>> START Recorded data

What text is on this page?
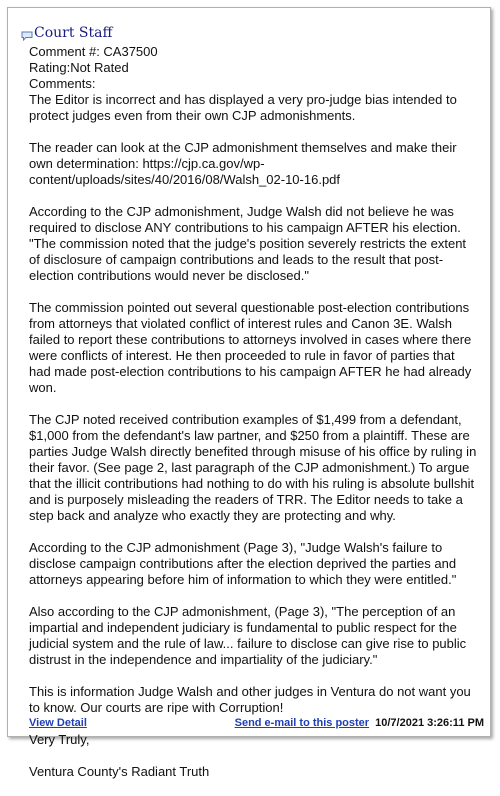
Court Staff
Comment #: CA37500
Rating:Not Rated
Comments:

The Editor is incorrect and has displayed a very pro-judge bias intended to protect judges even from their own CJP admonishments.

The reader can look at the CJP admonishment themselves and make their own determination: https://cjp.ca.gov/wp-content/uploads/sites/40/2016/08/Walsh_02-10-16.pdf

According to the CJP admonishment, Judge Walsh did not believe he was required to disclose ANY contributions to his campaign AFTER his election. "The commission noted that the judge's position severely restricts the extent of disclosure of campaign contributions and leads to the result that post-election contributions would never be disclosed."

The commission pointed out several questionable post-election contributions from attorneys that violated conflict of interest rules and Canon 3E. Walsh failed to report these contributions to attorneys involved in cases where there were conflicts of interest. He then proceeded to rule in favor of parties that had made post-election contributions to his campaign AFTER he had already won.

The CJP noted received contribution examples of $1,499 from a defendant, $1,000 from the defendant's law partner, and $250 from a plaintiff. These are parties Judge Walsh directly benefited through misuse of his office by ruling in their favor. (See page 2, last paragraph of the CJP admonishment.) To argue that the illicit contributions had nothing to do with his ruling is absolute bullshit and is purposely misleading the readers of TRR. The Editor needs to take a step back and analyze who exactly they are protecting and why.

According to the CJP admonishment (Page 3), "Judge Walsh's failure to disclose campaign contributions after the election deprived the parties and attorneys appearing before him of information to which they were entitled."

Also according to the CJP admonishment, (Page 3), "The perception of an impartial and independent judiciary is fundamental to public respect for the judicial system and the rule of law... failure to disclose can give rise to public distrust in the independence and impartiality of the judiciary."

This is information Judge Walsh and other judges in Ventura do not want you to know. Our courts are ripe with Corruption!

Very Truly,

Ventura County's Radiant Truth

View Detail	Send e-mail to this poster 10/7/2021 3:26:11 PM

>> END Recorded data

#### Exercise brief
Transcribe the records verbatim and omit the images.

#### Solved problem
What text is on this page?
Court Staff
Comment #: CA37500
Rating:Not Rated
Comments:

The Editor is incorrect and has displayed a very pro-judge bias intended to protect judges even from their own CJP admonishments.

The reader can look at the CJP admonishment themselves and make their own determination: https://cjp.ca.gov/wp-content/uploads/sites/40/2016/08/Walsh_02-10-16.pdf

According to the CJP admonishment, Judge Walsh did not believe he was required to disclose ANY contributions to his campaign AFTER his election. "The commission noted that the judge's position severely restricts the extent of disclosure of campaign contributions and leads to the result that post-election contributions would never be disclosed."

The commission pointed out several questionable post-election contributions from attorneys that violated conflict of interest rules and Canon 3E. Walsh failed to report these contributions to attorneys involved in cases where there were conflicts of interest. He then proceeded to rule in favor of parties that had made post-election contributions to his campaign AFTER he had already won.

The CJP noted received contribution examples of $1,499 from a defendant, $1,000 from the defendant's law partner, and $250 from a plaintiff. These are parties Judge Walsh directly benefited through misuse of his office by ruling in their favor. (See page 2, last paragraph of the CJP admonishment.) To argue that the illicit contributions had nothing to do with his ruling is absolute bullshit and is purposely misleading the readers of TRR. The Editor needs to take a step back and analyze who exactly they are protecting and why.

According to the CJP admonishment (Page 3), "Judge Walsh's failure to disclose campaign contributions after the election deprived the parties and attorneys appearing before him of information to which they were entitled."

Also according to the CJP admonishment, (Page 3), "The perception of an impartial and independent judiciary is fundamental to public respect for the judicial system and the rule of law... failure to disclose can give rise to public distrust in the independence and impartiality of the judiciary."

This is information Judge Walsh and other judges in Ventura do not want you to know. Our courts are ripe with Corruption!

Very Truly,

Ventura County's Radiant Truth

View Detail	Send e-mail to this poster 10/7/2021 3:26:11 PM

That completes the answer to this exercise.